DATASET:
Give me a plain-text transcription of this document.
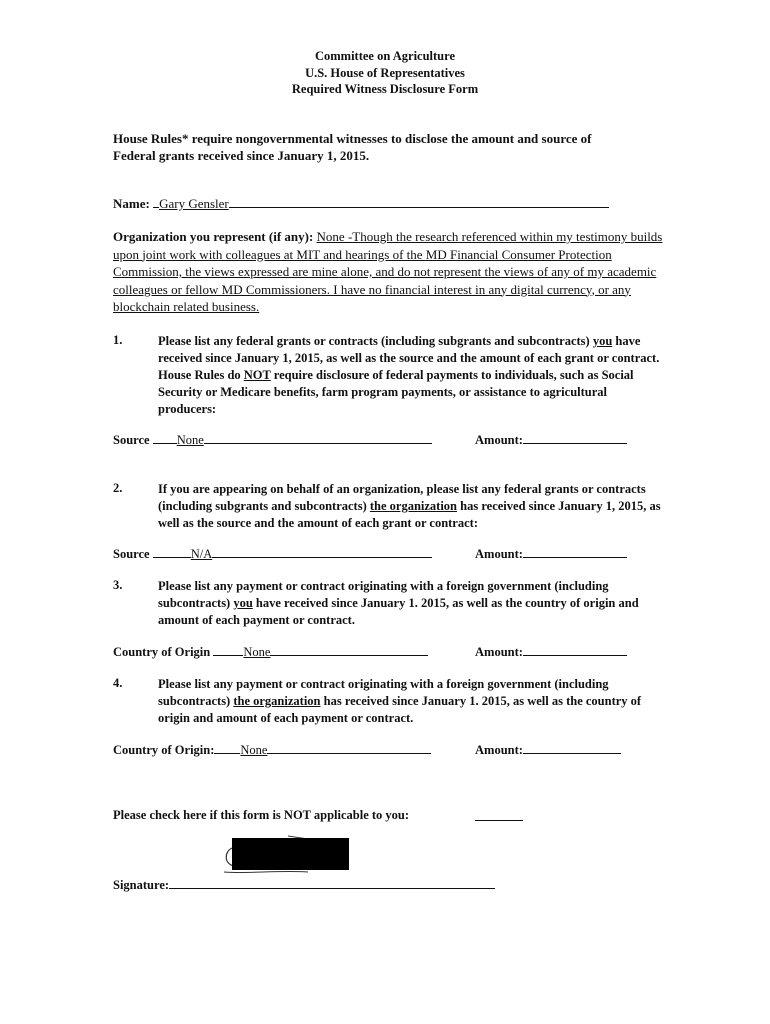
Committee on Agriculture
U.S. House of Representatives
Required Witness Disclosure Form
House Rules* require nongovernmental witnesses to disclose the amount and source of
Federal grants received since January 1, 2015.
Name: Gary Gensler
Organization you represent (if any): None -Though the research referenced within my testimony builds upon joint work with colleagues at MIT and hearings of the MD Financial Consumer Protection Commission, the views expressed are mine alone, and do not represent the views of any of my academic colleagues or fellow MD Commissioners. I have no financial interest in any digital currency, or any blockchain related business.
1.	Please list any federal grants or contracts (including subgrants and subcontracts) you have received since January 1, 2015, as well as the source and the amount of each grant or contract. House Rules do NOT require disclosure of federal payments to individuals, such as Social Security or Medicare benefits, farm program payments, or assistance to agricultural producers:
Source None	Amount:
2.	If you are appearing on behalf of an organization, please list any federal grants or contracts (including subgrants and subcontracts) the organization has received since January 1, 2015, as well as the source and the amount of each grant or contract:
Source	N/A	Amount:
3.	Please list any payment or contract originating with a foreign government (including subcontracts) you have received since January 1. 2015, as well as the country of origin and amount of each payment or contract.
Country of Origin	None	Amount:
4.	Please list any payment or contract originating with a foreign government (including subcontracts) the organization has received since January 1. 2015, as well as the country of origin and amount of each payment or contract.
Country of Origin: None	Amount:
Please check here if this form is NOT applicable to you:
Signature:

TASK DETAILS: Filter the listing above for the string "this" and copy every matching line.

RESPONSE:
Give me a plain-text transcription of this document.
Please check here if this form is NOT applicable to you:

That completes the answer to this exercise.